# What this task involves
Pull every "donc" line out of the data below.

# Dataset content
▼

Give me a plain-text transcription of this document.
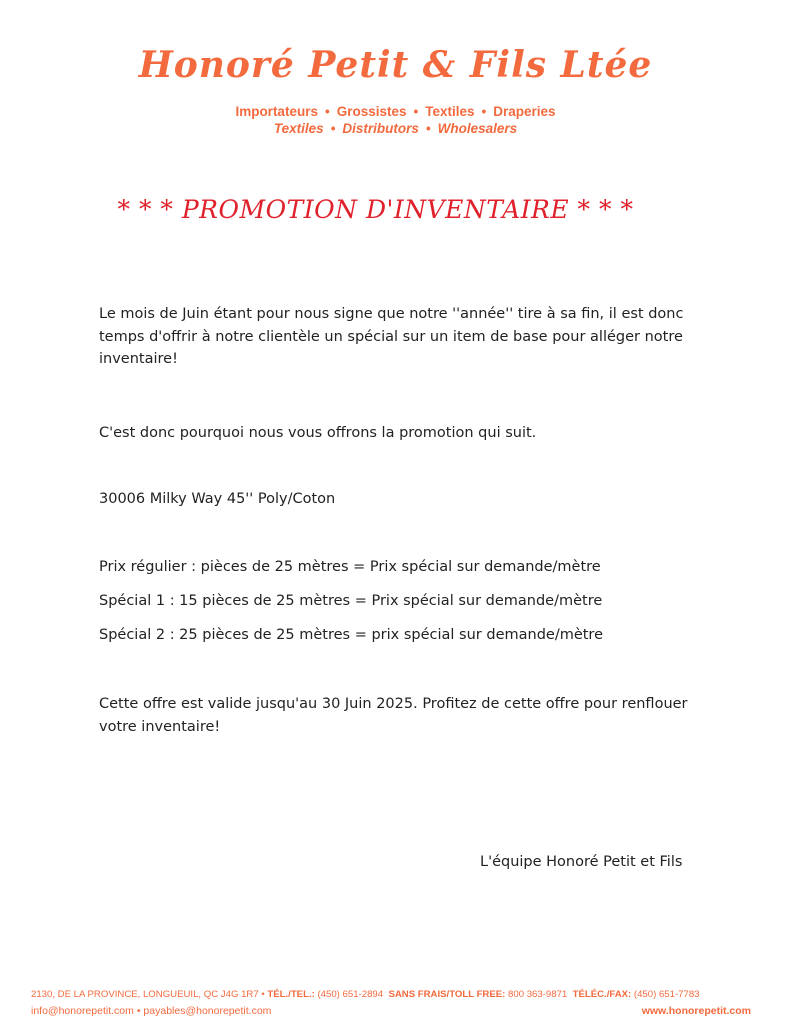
Honoré Petit & Fils Ltée
Importateurs • Grossistes • Textiles • Draperies
Textiles • Distributors • Wholesalers
* * * PROMOTION D'INVENTAIRE * * *
Le mois de Juin étant pour nous signe que notre ''année'' tire à sa fin, il est donc temps d'offrir à notre clientèle un spécial sur un item de base pour alléger notre inventaire!
C'est donc pourquoi nous vous offrons la promotion qui suit.
30006 Milky Way 45'' Poly/Coton
Prix régulier : pièces de 25 mètres = Prix spécial sur demande/mètre
Spécial 1 : 15 pièces de 25 mètres = Prix spécial sur demande/mètre
Spécial 2 : 25 pièces de 25 mètres = prix spécial sur demande/mètre
Cette offre est valide jusqu'au 30 Juin 2025. Profitez de cette offre pour renflouer votre inventaire!
L'équipe Honoré Petit et Fils
2130, DE LA PROVINCE, LONGUEUIL, QC J4G 1R7 • TÉL./TEL.: (450) 651-2894 SANS FRAIS/TOLL FREE: 800 363-9871 TÉLÉC./FAX: (450) 651-7783
info@honorepetit.com • payables@honorepetit.com	www.honorepetit.com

▲

# Solution
Le mois de Juin étant pour nous signe que notre ''année'' tire à sa fin, il est donc temps d'offrir à notre clientèle un spécial sur un item de base pour alléger notre inventaire!
C'est donc pourquoi nous vous offrons la promotion qui suit.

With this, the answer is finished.